→ Jouw opdracht: Neem de items woordelijk over, vanaf het begin tot en met de regel waarin "month-select[interactable]: Jan: [1368, 521, 1547, 577]" staat.

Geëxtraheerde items
------------------------------------------------------------------------

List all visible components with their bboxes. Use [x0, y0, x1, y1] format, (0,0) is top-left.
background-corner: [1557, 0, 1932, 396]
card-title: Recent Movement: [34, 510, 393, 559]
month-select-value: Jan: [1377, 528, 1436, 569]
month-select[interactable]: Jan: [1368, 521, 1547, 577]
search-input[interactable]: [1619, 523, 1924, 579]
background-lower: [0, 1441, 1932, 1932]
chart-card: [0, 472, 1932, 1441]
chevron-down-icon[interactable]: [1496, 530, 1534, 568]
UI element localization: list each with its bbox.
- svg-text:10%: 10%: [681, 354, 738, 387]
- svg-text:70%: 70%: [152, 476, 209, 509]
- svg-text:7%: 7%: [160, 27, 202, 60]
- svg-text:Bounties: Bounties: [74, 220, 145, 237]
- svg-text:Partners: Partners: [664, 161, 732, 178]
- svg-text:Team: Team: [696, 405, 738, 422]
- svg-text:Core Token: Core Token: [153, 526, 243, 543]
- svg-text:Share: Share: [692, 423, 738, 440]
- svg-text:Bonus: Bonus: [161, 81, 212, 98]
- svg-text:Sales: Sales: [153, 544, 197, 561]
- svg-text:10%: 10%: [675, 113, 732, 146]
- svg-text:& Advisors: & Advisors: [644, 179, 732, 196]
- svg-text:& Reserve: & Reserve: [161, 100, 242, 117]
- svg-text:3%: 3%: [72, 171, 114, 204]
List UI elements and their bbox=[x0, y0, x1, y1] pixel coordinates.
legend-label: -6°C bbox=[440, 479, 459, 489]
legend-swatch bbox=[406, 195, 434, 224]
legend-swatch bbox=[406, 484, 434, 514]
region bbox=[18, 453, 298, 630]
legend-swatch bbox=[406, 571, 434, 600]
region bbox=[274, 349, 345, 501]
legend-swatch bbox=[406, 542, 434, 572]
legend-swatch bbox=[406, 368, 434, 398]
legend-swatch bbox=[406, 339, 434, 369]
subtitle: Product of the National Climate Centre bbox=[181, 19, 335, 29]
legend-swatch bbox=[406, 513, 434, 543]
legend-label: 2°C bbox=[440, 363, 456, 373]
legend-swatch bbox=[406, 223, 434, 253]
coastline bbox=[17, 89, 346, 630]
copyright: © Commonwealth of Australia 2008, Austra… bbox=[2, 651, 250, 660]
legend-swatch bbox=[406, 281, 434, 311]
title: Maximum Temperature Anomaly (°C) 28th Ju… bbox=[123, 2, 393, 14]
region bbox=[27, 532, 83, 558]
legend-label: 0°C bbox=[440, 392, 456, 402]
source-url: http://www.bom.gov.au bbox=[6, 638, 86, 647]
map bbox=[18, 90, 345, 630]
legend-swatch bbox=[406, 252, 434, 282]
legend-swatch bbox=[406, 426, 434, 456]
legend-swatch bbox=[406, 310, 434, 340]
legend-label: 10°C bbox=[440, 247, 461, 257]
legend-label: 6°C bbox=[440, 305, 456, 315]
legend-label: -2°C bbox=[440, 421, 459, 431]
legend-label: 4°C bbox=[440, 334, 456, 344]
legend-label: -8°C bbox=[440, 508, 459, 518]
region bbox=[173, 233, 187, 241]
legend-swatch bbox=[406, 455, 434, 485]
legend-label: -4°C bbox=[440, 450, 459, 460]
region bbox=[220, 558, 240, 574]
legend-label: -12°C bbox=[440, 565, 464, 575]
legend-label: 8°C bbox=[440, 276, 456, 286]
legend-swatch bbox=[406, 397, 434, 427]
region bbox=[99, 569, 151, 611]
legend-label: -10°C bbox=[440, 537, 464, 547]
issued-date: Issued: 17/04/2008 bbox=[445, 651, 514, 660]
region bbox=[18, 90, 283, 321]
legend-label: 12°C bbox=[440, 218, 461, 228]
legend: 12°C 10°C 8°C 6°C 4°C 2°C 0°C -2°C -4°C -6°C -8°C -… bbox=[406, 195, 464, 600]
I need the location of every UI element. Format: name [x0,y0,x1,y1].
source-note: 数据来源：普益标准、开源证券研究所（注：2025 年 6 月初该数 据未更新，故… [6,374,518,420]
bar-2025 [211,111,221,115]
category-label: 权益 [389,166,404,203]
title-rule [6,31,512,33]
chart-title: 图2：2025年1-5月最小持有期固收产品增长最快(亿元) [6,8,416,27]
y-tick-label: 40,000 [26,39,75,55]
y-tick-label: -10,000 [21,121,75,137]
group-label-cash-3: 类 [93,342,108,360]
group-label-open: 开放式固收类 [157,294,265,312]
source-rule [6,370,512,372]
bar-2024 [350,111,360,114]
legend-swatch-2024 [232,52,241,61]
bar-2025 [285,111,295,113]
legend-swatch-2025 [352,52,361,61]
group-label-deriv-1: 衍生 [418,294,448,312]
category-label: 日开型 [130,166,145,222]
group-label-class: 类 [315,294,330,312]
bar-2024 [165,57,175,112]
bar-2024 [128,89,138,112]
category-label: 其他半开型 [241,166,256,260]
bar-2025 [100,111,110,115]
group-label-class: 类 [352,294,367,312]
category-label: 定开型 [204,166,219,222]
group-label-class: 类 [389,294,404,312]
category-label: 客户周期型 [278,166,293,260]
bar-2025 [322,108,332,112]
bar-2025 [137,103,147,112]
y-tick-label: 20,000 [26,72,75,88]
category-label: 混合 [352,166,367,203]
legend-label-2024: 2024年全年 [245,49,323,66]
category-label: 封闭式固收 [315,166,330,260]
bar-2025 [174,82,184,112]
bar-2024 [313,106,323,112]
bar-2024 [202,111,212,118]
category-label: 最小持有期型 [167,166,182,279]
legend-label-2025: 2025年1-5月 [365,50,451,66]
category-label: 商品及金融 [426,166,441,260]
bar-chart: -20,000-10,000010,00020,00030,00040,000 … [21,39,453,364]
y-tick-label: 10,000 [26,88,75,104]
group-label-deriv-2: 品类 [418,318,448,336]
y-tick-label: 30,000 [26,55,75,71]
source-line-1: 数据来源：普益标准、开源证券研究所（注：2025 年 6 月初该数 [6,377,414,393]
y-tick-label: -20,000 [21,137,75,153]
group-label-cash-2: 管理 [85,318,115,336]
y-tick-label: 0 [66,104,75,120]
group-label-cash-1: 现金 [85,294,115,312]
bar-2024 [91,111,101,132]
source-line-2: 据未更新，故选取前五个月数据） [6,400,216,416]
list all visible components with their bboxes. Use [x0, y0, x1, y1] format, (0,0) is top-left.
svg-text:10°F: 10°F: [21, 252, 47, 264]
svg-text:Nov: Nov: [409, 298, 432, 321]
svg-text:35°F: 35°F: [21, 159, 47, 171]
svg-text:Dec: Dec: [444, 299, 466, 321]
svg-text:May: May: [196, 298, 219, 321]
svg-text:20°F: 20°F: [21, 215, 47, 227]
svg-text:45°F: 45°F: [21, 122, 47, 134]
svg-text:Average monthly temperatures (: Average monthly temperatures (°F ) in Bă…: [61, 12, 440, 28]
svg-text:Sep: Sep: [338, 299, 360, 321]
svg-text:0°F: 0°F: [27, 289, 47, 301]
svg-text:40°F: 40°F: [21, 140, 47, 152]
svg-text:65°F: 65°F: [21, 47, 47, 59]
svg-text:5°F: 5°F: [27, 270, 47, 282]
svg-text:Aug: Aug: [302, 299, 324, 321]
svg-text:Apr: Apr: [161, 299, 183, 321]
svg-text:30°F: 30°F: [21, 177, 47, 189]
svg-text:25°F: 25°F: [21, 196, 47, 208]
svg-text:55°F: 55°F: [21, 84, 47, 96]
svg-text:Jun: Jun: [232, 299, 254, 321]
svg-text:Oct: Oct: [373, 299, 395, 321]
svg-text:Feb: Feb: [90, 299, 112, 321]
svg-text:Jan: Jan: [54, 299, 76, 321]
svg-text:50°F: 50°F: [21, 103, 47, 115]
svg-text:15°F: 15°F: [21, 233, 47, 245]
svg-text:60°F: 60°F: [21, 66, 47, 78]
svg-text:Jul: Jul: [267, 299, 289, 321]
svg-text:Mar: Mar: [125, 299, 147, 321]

------------------------------------------------------------------------

→ Eindresultaat:
List all visible components with their bboxes. Use [x0, y0, x1, y1] format, (0,0) is top-left.
background-corner: [1557, 0, 1932, 396]
card-title: Recent Movement: [34, 510, 393, 559]
month-select-value: Jan: [1377, 528, 1436, 569]
month-select[interactable]: Jan: [1368, 521, 1547, 577]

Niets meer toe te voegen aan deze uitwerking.